--- START OF Document text ---
I can think of one good reason. I hope it is true. An iMac does not need an HDMI or Thunderbolt cable and should not be limited by the HDMI or TB interface. With a direct, no cable interface to the GPU the speed potential is not limited.

I can imagine an 8K screen running at 240 frames per second. Maybe they will connect the GPU directly to the LCD panel and build something with video we've not seen before.

Display Port 2.1 can already 240 Hz at 8K (if at slightly decreased colour fidelity), but 120 Hz is fine. I don't think the connection is the limited option. At 5K, 240Hz is easily with DP 2.1.
 
On college campuses as well. That, or really convincing knockoffs.

As far as the 13" Pro goes, yes, it has an outdated design, but there's a large contingent of kids that get a MacBook for college as a High School graduation gift and spring for the Pro due to prestige or the implied higher performance. Keeping the 13 around provides a (relatively) affordable entry point to the "Pro" Apple ecosystem, and I'm sure that these M chips are produced at such a scale where the savings offset the cost of the minor changes made to the main logic board and other components needed to keep the new chip in the old 2016-era shell.
--- END OF Document text ---
--- START OF Dataset excerpt ---
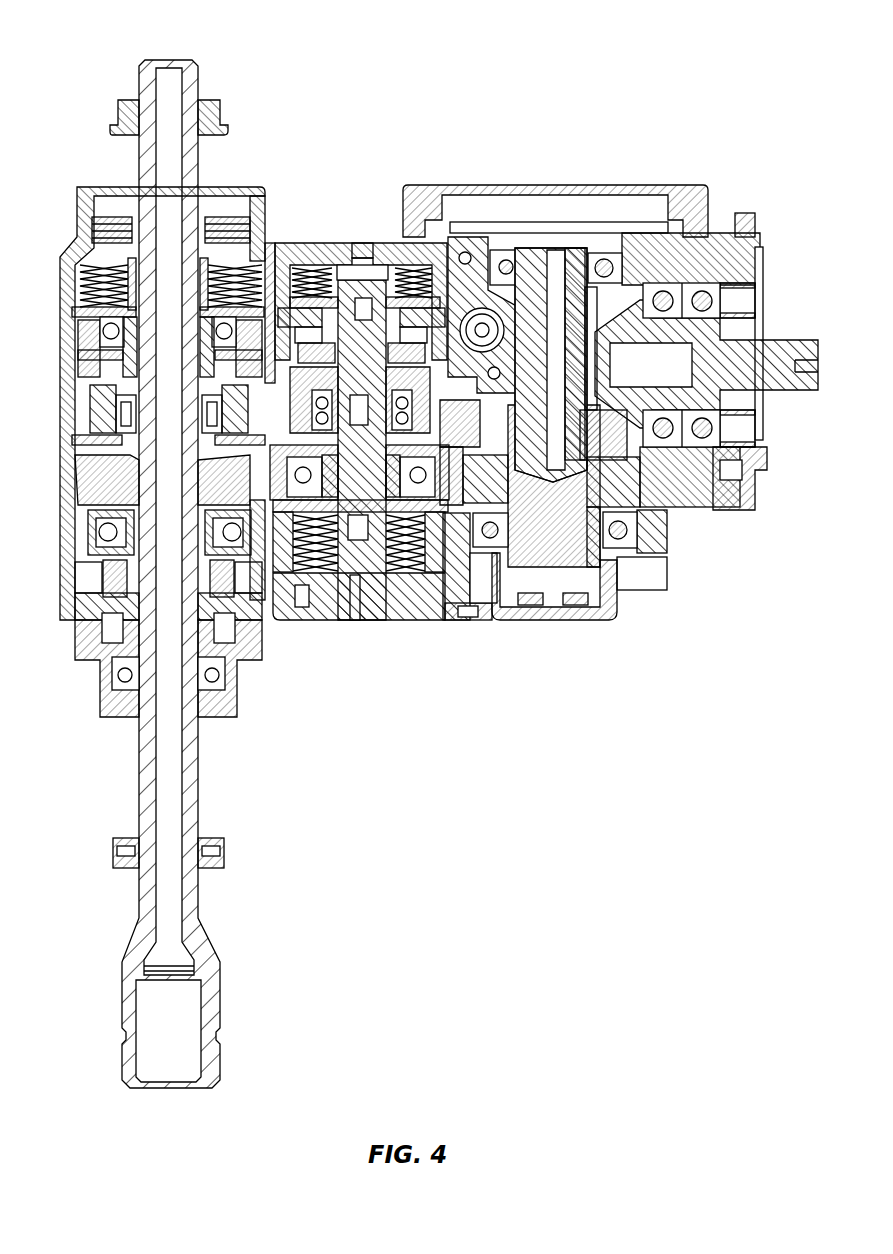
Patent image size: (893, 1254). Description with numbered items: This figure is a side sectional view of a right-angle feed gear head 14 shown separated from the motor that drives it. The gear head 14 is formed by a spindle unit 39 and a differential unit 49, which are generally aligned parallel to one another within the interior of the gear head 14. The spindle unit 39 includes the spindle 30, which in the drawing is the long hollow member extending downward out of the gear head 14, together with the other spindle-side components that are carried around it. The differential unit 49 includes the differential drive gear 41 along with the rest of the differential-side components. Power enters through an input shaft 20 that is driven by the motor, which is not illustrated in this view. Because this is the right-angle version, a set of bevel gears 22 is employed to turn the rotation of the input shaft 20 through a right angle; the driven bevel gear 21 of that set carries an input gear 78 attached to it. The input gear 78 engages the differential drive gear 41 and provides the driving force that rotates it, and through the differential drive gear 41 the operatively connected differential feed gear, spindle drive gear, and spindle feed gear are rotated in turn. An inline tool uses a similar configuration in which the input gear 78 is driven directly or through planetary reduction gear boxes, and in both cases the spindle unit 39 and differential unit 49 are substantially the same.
--- END OF Dataset excerpt ---
## Your tasks
(a) Answer these questions using the Mac discussion:
(i) Which two kinds of cable does the writer say an iMac does not need?
(ii) What refresh rate can DisplayPort 2.1 already reach at 8K?
(iii) From what era is the shell of the 13" Pro?
(b) Duplicate the part of the Mac discussion that begins at the words "Display Port 2.1" and stops after "with DP 2.1.".
The material comes from a separate source.

## Task responses
(a)
(i) HDMI and Thunderbolt.
(ii) 240 Hz.
(iii) The 2016 era.

(b)
Display Port 2.1 can already 240 Hz at 8K (if at slightly decreased colour fidelity), but 120 Hz is fine. I don't think the connection is the limited option. At 5K, 240Hz is easily with DP 2.1.